Description of the task:
Output the material word for word. Leave each picture out.

Supplied data:

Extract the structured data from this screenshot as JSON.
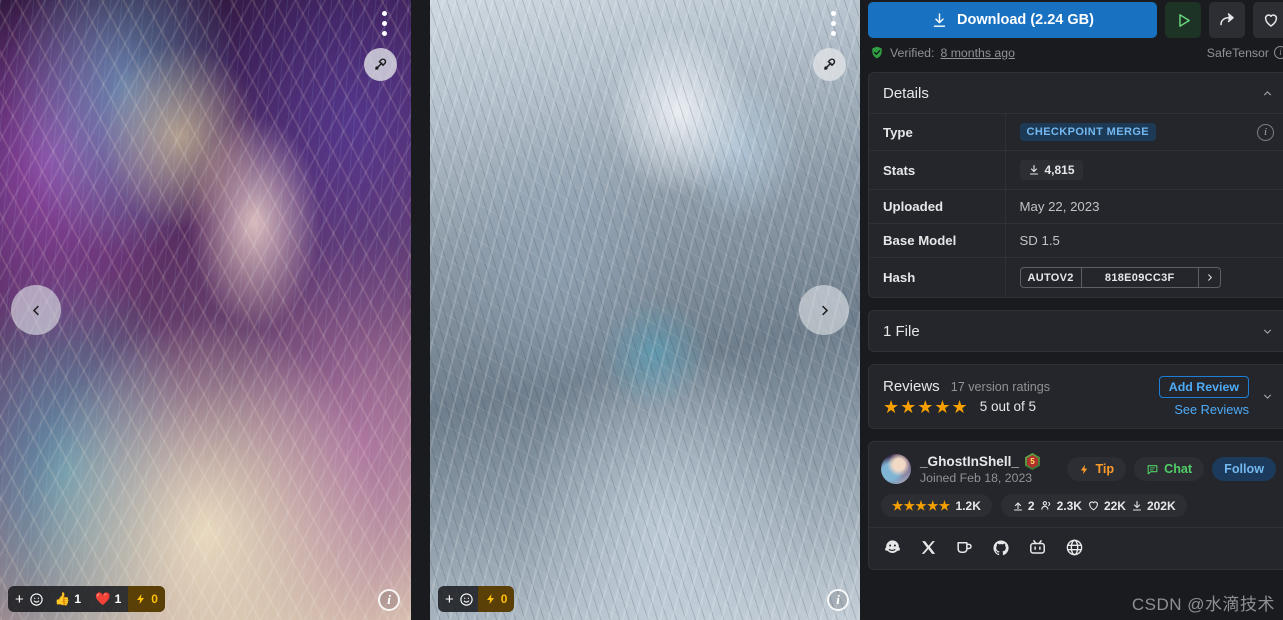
{
  "gallery": {
    "images": [
      {
        "alt": "fantasy-portrait-artwork",
        "menu_icon": "more-vertical-icon",
        "remix_icon": "remix-chain-icon",
        "info_icon": "info-icon",
        "reactions": [
          {
            "icon": "plus-icon",
            "emoji": "smiley-icon",
            "count": ""
          },
          {
            "icon": "thumbs-up-icon",
            "count": "1"
          },
          {
            "icon": "heart-icon",
            "count": "1"
          },
          {
            "icon": "lightning-icon",
            "count": "0"
          }
        ]
      },
      {
        "alt": "cyborg-portrait-artwork",
        "menu_icon": "more-vertical-icon",
        "remix_icon": "remix-chain-icon",
        "info_icon": "info-icon",
        "reactions": [
          {
            "icon": "plus-icon",
            "emoji": "smiley-icon",
            "count": ""
          },
          {
            "icon": "lightning-icon",
            "count": "0"
          }
        ]
      }
    ],
    "prev_label": "chevron-left-icon",
    "next_label": "chevron-right-icon"
  },
  "actions": {
    "download_label": "Download (2.24 GB)",
    "download_icon": "download-icon",
    "run_icon": "play-icon",
    "share_icon": "share-icon",
    "favorite_icon": "heart-outline-icon",
    "accent_blue": "#1971c2",
    "accent_green": "#51cf66"
  },
  "verification": {
    "shield_icon": "shield-check-icon",
    "prefix": "Verified:",
    "time": "8 months ago",
    "format_label": "SafeTensor",
    "format_info_icon": "info-icon"
  },
  "details": {
    "title": "Details",
    "collapse_icon": "chevron-up-icon",
    "rows": [
      {
        "label": "Type",
        "value": "CHECKPOINT MERGE",
        "kind": "badge",
        "trailing_icon": "info-icon"
      },
      {
        "label": "Stats",
        "value": "4,815",
        "kind": "stat",
        "icon": "download-icon"
      },
      {
        "label": "Uploaded",
        "value": "May 22, 2023",
        "kind": "text"
      },
      {
        "label": "Base Model",
        "value": "SD 1.5",
        "kind": "text"
      },
      {
        "label": "Hash",
        "kind": "hash",
        "algo": "AUTOV2",
        "hash": "818E09CC3F",
        "expand_icon": "chevron-right-icon"
      }
    ]
  },
  "files": {
    "title": "1 File",
    "expand_icon": "chevron-down-icon"
  },
  "reviews": {
    "title": "Reviews",
    "version_ratings": "17 version ratings",
    "stars": "★★★★★",
    "score_label": "5 out of 5",
    "add_review_label": "Add Review",
    "see_reviews_label": "See Reviews",
    "expand_icon": "chevron-down-icon",
    "star_color": "#f59f00"
  },
  "creator": {
    "avatar": "user-avatar",
    "username": "_GhostInShell_",
    "level_badge": "5",
    "joined": "Joined Feb 18, 2023",
    "buttons": [
      {
        "label": "Tip",
        "icon": "lightning-icon",
        "style": "tip"
      },
      {
        "label": "Chat",
        "icon": "chat-bubble-icon",
        "style": "chat"
      },
      {
        "label": "Follow",
        "icon": "",
        "style": "follow"
      }
    ],
    "stats": {
      "rating_stars": "★★★★★",
      "rating_count": "1.2K",
      "uploads_icon": "upload-icon",
      "uploads": "2",
      "followers_icon": "users-icon",
      "followers": "2.3K",
      "likes_icon": "heart-outline-icon",
      "likes": "22K",
      "downloads_icon": "download-icon",
      "downloads": "202K"
    },
    "socials": [
      "huggingface-icon",
      "x-twitter-icon",
      "kofi-cup-icon",
      "github-icon",
      "bilibili-icon",
      "website-globe-icon"
    ]
  },
  "watermark": "CSDN @水滴技术"
}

Solution to this exercise:
Extract the structured data from this screenshot as JSON.
{
  "gallery": {
    "images": [
      {
        "alt": "fantasy-portrait-artwork",
        "menu_icon": "more-vertical-icon",
        "remix_icon": "remix-chain-icon",
        "info_icon": "info-icon",
        "reactions": [
          {
            "icon": "plus-icon",
            "emoji": "smiley-icon",
            "count": ""
          },
          {
            "icon": "thumbs-up-icon",
            "count": "1"
          },
          {
            "icon": "heart-icon",
            "count": "1"
          },
          {
            "icon": "lightning-icon",
            "count": "0"
          }
        ]
      },
      {
        "alt": "cyborg-portrait-artwork",
        "menu_icon": "more-vertical-icon",
        "remix_icon": "remix-chain-icon",
        "info_icon": "info-icon",
        "reactions": [
          {
            "icon": "plus-icon",
            "emoji": "smiley-icon",
            "count": ""
          },
          {
            "icon": "lightning-icon",
            "count": "0"
          }
        ]
      }
    ],
    "prev_label": "chevron-left-icon",
    "next_label": "chevron-right-icon"
  },
  "actions": {
    "download_label": "Download (2.24 GB)",
    "download_icon": "download-icon",
    "run_icon": "play-icon",
    "share_icon": "share-icon",
    "favorite_icon": "heart-outline-icon",
    "accent_blue": "#1971c2",
    "accent_green": "#51cf66"
  },
  "verification": {
    "shield_icon": "shield-check-icon",
    "prefix": "Verified:",
    "time": "8 months ago",
    "format_label": "SafeTensor",
    "format_info_icon": "info-icon"
  },
  "details": {
    "title": "Details",
    "collapse_icon": "chevron-up-icon",
    "rows": [
      {
        "label": "Type",
        "value": "CHECKPOINT MERGE",
        "kind": "badge",
        "trailing_icon": "info-icon"
      },
      {
        "label": "Stats",
        "value": "4,815",
        "kind": "stat",
        "icon": "download-icon"
      },
      {
        "label": "Uploaded",
        "value": "May 22, 2023",
        "kind": "text"
      },
      {
        "label": "Base Model",
        "value": "SD 1.5",
        "kind": "text"
      },
      {
        "label": "Hash",
        "kind": "hash",
        "algo": "AUTOV2",
        "hash": "818E09CC3F",
        "expand_icon": "chevron-right-icon"
      }
    ]
  },
  "files": {
    "title": "1 File",
    "expand_icon": "chevron-down-icon"
  },
  "reviews": {
    "title": "Reviews",
    "version_ratings": "17 version ratings",
    "stars": "★★★★★",
    "score_label": "5 out of 5",
    "add_review_label": "Add Review",
    "see_reviews_label": "See Reviews",
    "expand_icon": "chevron-down-icon",
    "star_color": "#f59f00"
  },
  "creator": {
    "avatar": "user-avatar",
    "username": "_GhostInShell_",
    "level_badge": "5",
    "joined": "Joined Feb 18, 2023",
    "buttons": [
      {
        "label": "Tip",
        "icon": "lightning-icon",
        "style": "tip"
      },
      {
        "label": "Chat",
        "icon": "chat-bubble-icon",
        "style": "chat"
      },
      {
        "label": "Follow",
        "icon": "",
        "style": "follow"
      }
    ],
    "stats": {
      "rating_stars": "★★★★★",
      "rating_count": "1.2K",
      "uploads_icon": "upload-icon",
      "uploads": "2",
      "followers_icon": "users-icon",
      "followers": "2.3K",
      "likes_icon": "heart-outline-icon",
      "likes": "22K",
      "downloads_icon": "download-icon",
      "downloads": "202K"
    },
    "socials": [
      "huggingface-icon",
      "x-twitter-icon",
      "kofi-cup-icon",
      "github-icon",
      "bilibili-icon",
      "website-globe-icon"
    ]
  },
  "watermark": "CSDN @水滴技术"
}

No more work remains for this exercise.